▶ DIRECTION:
In the news excerpt on Labour's poll lead, by how many points does the latest Savanta ComRes poll put Labour ahead of the Tories?

▶ DOCUMENT EXCERPT:
>>>>>
The Labour Party are surging ahead in the polls after Sir Keir Starmer pledged to reverse the Government’s “wrongheaded” income tax cut for people earning more than £150,000.

The latest Savanta ComRes poll of 7,000 people shows Labour 12 points ahead of the Tories as their annual party conference kicks off in Liverpool.

The Labour leader, who said his party now had a belief it would win the next general election, said the mini-budget announcements by Chancellor Kwasi Kwarteng had set clear political dividing lines.

It came as Conservative MPs are prepared to “hit the nuclear button” and vote against Liz Truss’ tax cuts or submit letters of no confidence if the pound continues to slump, according to reports.

The pound’s value has dropped almost eight per cent against the US dollar in the past month. It has now shed 20 per cent of its value since January - hitting $1.09 on Friday - after the Government’s tax-cutting plans were introduced.

One Tory MP told the Telegraph: “My biggest anxiety is that I’m going to wake up on Monday and it’s going to be Black Monday.”

Sir Keir said the Tory policy was for the “rich to get richer” while offering little to ordinary workers but said Labour would reinstate the 45p additional rate of income tax for top earners which Mr Kwarteng abolished from April next year.

But Sir Keir said he backed Mr Kwarteng’s promise to cut the basic rate of income tax from 20p to 19p.
<<<<<
▶ RECORDED INFORMATION:
>>>>>
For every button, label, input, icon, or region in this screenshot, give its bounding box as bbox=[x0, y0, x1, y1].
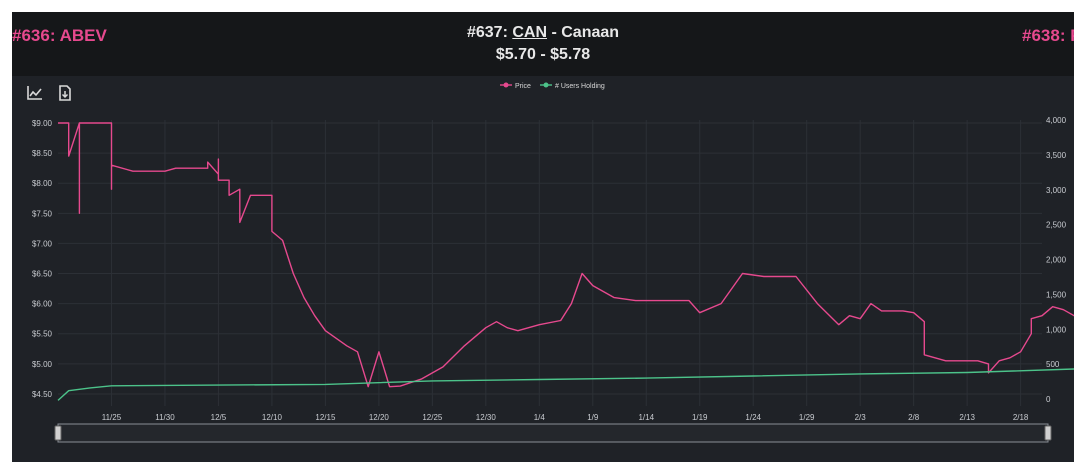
<<<<<
▶ EXPECTED ANSWER:
12 points.